(Stored items)
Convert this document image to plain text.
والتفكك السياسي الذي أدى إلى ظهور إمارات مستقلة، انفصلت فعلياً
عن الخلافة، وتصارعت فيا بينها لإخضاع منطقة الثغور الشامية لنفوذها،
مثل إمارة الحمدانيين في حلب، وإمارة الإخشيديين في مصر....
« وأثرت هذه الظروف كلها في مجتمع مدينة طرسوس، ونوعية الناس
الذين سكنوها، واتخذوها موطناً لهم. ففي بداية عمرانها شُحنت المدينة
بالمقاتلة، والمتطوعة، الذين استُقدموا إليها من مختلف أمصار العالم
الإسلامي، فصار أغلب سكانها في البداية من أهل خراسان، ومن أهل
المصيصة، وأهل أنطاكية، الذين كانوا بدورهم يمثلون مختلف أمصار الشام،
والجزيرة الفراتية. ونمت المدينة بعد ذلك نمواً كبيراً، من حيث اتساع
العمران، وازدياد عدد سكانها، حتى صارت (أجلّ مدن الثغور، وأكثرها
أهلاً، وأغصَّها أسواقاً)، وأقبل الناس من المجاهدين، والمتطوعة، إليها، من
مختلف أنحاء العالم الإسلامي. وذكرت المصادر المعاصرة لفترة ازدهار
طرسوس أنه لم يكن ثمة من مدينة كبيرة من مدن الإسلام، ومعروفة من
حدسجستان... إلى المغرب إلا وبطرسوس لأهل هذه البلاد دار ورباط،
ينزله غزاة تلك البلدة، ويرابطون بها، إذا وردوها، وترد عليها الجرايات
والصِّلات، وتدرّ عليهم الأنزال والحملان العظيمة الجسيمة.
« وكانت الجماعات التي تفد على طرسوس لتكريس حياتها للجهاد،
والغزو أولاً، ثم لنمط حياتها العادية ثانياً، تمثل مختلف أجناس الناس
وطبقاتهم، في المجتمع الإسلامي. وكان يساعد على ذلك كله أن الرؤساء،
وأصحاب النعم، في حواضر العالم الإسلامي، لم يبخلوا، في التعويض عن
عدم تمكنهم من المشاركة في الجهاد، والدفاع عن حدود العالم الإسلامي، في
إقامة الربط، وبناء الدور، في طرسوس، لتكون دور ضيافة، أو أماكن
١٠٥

Exercise brief: Write the listing out again, exactly as shown above.

Expected output:
Convert this document image to plain text.
والتفكك السياسي الذي أدى إلى ظهور إمارات مستقلة، انفصلت فعلياً
عن الخلافة، وتصارعت فيا بينها لإخضاع منطقة الثغور الشامية لنفوذها،
مثل إمارة الحمدانيين في حلب، وإمارة الإخشيديين في مصر....
« وأثرت هذه الظروف كلها في مجتمع مدينة طرسوس، ونوعية الناس
الذين سكنوها، واتخذوها موطناً لهم. ففي بداية عمرانها شُحنت المدينة
بالمقاتلة، والمتطوعة، الذين استُقدموا إليها من مختلف أمصار العالم
الإسلامي، فصار أغلب سكانها في البداية من أهل خراسان، ومن أهل
المصيصة، وأهل أنطاكية، الذين كانوا بدورهم يمثلون مختلف أمصار الشام،
والجزيرة الفراتية. ونمت المدينة بعد ذلك نمواً كبيراً، من حيث اتساع
العمران، وازدياد عدد سكانها، حتى صارت (أجلّ مدن الثغور، وأكثرها
أهلاً، وأغصَّها أسواقاً)، وأقبل الناس من المجاهدين، والمتطوعة، إليها، من
مختلف أنحاء العالم الإسلامي. وذكرت المصادر المعاصرة لفترة ازدهار
طرسوس أنه لم يكن ثمة من مدينة كبيرة من مدن الإسلام، ومعروفة من
حدسجستان... إلى المغرب إلا وبطرسوس لأهل هذه البلاد دار ورباط،
ينزله غزاة تلك البلدة، ويرابطون بها، إذا وردوها، وترد عليها الجرايات
والصِّلات، وتدرّ عليهم الأنزال والحملان العظيمة الجسيمة.
« وكانت الجماعات التي تفد على طرسوس لتكريس حياتها للجهاد،
والغزو أولاً، ثم لنمط حياتها العادية ثانياً، تمثل مختلف أجناس الناس
وطبقاتهم، في المجتمع الإسلامي. وكان يساعد على ذلك كله أن الرؤساء،
وأصحاب النعم، في حواضر العالم الإسلامي، لم يبخلوا، في التعويض عن
عدم تمكنهم من المشاركة في الجهاد، والدفاع عن حدود العالم الإسلامي، في
إقامة الربط، وبناء الدور، في طرسوس، لتكون دور ضيافة، أو أماكن
١٠٥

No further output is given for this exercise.